▶ [GOAL] Search the records for the word "JSON" and pick out every line that has it.
— Begin DATASET CONTENT —
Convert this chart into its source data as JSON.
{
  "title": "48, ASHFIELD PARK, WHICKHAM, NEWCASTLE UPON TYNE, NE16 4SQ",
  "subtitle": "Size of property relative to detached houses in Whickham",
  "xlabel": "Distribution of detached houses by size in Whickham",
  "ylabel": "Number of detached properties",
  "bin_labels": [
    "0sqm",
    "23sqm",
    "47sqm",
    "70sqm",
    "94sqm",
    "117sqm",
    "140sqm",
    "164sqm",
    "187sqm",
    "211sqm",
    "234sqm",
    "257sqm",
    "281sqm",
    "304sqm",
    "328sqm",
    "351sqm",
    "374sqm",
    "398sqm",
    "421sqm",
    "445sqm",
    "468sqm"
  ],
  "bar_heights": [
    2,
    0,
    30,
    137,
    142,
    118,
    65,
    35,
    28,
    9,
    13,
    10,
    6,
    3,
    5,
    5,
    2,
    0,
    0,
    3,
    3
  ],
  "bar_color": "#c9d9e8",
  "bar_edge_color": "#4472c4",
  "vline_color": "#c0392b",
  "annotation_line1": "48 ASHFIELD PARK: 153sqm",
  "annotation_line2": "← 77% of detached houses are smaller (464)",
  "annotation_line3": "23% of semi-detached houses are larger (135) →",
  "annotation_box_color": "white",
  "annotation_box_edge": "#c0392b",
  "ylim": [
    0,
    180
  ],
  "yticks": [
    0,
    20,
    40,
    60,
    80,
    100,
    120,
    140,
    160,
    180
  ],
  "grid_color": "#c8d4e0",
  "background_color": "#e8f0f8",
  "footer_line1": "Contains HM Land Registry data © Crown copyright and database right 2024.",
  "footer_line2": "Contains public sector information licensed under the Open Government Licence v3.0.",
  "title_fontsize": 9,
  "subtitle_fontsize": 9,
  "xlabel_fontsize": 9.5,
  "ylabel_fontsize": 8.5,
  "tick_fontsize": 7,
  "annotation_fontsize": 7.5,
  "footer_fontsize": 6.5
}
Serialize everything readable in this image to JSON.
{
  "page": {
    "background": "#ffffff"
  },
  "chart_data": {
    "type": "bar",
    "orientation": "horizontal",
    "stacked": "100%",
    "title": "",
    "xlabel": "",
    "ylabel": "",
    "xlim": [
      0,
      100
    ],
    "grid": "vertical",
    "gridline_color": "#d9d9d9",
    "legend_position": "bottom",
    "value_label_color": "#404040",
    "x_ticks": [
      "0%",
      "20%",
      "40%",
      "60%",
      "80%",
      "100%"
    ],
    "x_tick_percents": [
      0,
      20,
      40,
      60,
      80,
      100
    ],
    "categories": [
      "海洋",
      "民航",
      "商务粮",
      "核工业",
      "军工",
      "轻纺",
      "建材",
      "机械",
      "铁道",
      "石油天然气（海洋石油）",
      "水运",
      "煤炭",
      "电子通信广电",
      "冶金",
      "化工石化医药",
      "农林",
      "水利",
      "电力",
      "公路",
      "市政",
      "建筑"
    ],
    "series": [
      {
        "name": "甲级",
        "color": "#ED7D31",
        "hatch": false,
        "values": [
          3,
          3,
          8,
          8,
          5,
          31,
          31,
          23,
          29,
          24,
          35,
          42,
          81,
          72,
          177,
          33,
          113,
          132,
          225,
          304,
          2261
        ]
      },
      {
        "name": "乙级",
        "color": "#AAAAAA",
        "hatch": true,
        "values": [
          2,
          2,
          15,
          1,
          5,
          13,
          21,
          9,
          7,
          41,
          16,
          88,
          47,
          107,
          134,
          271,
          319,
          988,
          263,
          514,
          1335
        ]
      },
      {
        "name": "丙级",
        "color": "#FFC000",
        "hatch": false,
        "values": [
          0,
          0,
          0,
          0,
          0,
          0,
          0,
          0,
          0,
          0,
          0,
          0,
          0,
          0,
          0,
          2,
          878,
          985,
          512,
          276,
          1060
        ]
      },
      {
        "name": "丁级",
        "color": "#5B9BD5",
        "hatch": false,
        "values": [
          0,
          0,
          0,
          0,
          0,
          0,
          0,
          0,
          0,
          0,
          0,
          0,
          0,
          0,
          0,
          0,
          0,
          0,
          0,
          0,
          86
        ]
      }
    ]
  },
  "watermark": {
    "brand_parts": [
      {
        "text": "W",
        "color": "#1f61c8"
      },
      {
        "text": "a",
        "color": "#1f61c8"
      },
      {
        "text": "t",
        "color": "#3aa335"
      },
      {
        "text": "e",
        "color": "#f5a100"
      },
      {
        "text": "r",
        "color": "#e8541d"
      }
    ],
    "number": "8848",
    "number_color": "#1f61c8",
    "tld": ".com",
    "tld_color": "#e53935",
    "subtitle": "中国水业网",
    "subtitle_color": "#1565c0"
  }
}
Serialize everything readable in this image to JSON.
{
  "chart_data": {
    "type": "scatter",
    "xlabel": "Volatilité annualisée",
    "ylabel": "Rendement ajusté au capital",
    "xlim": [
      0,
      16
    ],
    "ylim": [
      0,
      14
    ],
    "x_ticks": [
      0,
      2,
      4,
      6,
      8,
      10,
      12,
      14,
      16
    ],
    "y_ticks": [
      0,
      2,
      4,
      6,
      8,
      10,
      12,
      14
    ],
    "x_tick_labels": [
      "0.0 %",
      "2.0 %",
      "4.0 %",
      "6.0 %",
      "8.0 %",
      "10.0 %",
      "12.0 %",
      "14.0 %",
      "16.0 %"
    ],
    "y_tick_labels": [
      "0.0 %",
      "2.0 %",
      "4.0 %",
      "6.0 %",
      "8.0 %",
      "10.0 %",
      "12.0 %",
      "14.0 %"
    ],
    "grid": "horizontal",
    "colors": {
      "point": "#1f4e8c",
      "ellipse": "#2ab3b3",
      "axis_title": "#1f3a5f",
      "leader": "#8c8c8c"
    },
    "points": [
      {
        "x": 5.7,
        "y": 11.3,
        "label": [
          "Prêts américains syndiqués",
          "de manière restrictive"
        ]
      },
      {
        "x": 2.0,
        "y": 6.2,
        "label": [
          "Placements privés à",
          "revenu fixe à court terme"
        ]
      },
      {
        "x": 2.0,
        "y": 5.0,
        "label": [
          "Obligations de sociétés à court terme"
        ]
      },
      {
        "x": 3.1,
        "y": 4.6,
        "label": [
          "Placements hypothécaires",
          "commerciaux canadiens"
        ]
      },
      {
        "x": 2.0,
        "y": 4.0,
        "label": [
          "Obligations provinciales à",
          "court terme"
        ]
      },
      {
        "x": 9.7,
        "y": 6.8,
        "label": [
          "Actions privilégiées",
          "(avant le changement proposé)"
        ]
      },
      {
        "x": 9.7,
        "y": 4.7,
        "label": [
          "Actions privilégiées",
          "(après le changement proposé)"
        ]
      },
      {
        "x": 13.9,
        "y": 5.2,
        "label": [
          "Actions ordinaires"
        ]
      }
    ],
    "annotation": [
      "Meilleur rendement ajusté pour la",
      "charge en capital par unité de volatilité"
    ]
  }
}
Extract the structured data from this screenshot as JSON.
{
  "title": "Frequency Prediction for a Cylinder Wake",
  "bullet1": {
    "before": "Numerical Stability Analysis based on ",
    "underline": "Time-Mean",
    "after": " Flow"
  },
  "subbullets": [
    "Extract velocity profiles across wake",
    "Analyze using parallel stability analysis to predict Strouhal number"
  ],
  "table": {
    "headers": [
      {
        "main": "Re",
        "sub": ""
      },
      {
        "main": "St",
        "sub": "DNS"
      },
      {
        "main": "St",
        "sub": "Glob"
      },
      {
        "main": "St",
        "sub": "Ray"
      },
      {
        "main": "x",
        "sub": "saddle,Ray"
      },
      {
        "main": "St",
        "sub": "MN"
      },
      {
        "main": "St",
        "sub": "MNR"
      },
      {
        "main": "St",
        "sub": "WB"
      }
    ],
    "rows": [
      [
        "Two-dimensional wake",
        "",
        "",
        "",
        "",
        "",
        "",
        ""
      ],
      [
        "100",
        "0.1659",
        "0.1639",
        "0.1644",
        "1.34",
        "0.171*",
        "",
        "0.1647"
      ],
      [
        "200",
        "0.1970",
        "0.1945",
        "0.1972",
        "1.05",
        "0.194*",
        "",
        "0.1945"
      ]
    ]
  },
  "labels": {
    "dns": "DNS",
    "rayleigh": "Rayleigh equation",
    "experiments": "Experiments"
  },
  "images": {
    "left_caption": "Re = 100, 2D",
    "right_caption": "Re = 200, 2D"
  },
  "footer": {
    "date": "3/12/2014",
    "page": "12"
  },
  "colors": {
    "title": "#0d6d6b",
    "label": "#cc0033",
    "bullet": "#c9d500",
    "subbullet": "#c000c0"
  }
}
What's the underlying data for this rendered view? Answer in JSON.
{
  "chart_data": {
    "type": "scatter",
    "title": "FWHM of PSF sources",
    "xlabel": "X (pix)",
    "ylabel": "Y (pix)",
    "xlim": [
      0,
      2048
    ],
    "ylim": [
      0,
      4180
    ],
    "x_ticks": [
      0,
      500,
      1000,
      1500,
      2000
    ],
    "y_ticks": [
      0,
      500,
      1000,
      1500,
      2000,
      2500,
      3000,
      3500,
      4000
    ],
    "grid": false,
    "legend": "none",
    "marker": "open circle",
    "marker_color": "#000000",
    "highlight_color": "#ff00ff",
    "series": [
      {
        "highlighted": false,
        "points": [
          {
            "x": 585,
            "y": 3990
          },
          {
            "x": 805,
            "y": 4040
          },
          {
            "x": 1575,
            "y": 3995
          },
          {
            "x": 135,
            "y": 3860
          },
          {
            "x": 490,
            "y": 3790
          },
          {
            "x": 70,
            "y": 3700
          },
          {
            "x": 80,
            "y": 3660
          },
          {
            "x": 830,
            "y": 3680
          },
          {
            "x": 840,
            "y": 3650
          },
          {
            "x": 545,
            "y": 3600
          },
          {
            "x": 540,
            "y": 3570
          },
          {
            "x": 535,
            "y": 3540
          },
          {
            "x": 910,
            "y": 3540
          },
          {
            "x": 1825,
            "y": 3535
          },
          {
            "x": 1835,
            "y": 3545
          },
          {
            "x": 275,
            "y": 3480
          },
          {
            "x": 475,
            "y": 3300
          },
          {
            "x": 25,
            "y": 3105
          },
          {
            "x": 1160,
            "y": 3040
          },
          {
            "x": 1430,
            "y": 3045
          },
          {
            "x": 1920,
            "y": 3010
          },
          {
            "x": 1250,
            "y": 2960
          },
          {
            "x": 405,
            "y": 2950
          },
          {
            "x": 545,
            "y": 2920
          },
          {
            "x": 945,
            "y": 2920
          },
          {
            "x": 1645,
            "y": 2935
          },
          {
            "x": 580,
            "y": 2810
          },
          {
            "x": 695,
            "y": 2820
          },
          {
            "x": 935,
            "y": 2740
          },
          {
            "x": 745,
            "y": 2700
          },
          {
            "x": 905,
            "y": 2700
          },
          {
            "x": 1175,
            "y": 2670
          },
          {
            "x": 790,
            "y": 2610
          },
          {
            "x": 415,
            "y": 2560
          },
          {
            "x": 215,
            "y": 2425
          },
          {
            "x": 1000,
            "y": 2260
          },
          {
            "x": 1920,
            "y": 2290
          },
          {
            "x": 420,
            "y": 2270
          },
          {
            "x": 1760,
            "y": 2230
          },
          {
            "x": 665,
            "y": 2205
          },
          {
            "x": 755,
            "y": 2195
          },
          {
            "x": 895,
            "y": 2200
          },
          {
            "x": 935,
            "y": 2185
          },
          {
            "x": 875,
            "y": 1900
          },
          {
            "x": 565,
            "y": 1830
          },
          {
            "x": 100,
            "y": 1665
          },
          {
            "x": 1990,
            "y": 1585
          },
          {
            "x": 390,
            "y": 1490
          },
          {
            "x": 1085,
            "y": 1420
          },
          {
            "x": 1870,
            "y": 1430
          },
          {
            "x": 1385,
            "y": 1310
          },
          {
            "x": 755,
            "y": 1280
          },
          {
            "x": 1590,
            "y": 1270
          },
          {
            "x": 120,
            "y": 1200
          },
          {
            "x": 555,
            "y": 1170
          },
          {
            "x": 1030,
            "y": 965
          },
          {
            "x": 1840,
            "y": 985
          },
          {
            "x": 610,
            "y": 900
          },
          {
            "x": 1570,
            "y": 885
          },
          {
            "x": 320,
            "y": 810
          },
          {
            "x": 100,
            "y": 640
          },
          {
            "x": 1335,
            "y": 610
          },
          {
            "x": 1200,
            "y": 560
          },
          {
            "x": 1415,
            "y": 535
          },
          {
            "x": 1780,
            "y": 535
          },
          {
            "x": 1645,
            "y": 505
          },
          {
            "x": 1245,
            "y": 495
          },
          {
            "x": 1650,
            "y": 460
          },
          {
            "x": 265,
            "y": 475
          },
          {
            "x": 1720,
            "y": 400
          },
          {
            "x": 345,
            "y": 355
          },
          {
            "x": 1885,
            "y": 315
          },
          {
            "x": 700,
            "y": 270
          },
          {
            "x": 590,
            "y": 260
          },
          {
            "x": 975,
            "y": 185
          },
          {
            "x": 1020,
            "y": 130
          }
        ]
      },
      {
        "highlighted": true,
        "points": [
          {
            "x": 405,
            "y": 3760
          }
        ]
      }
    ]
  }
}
— End DATASET CONTENT —
▶ [ANSWER TO THIS PROBLEM]
Convert this chart into its source data as JSON.
Serialize everything readable in this image to JSON.
Serialize everything readable in this image to JSON.
Extract the structured data from this screenshot as JSON.
What's the underlying data for this rendered view? Answer in JSON.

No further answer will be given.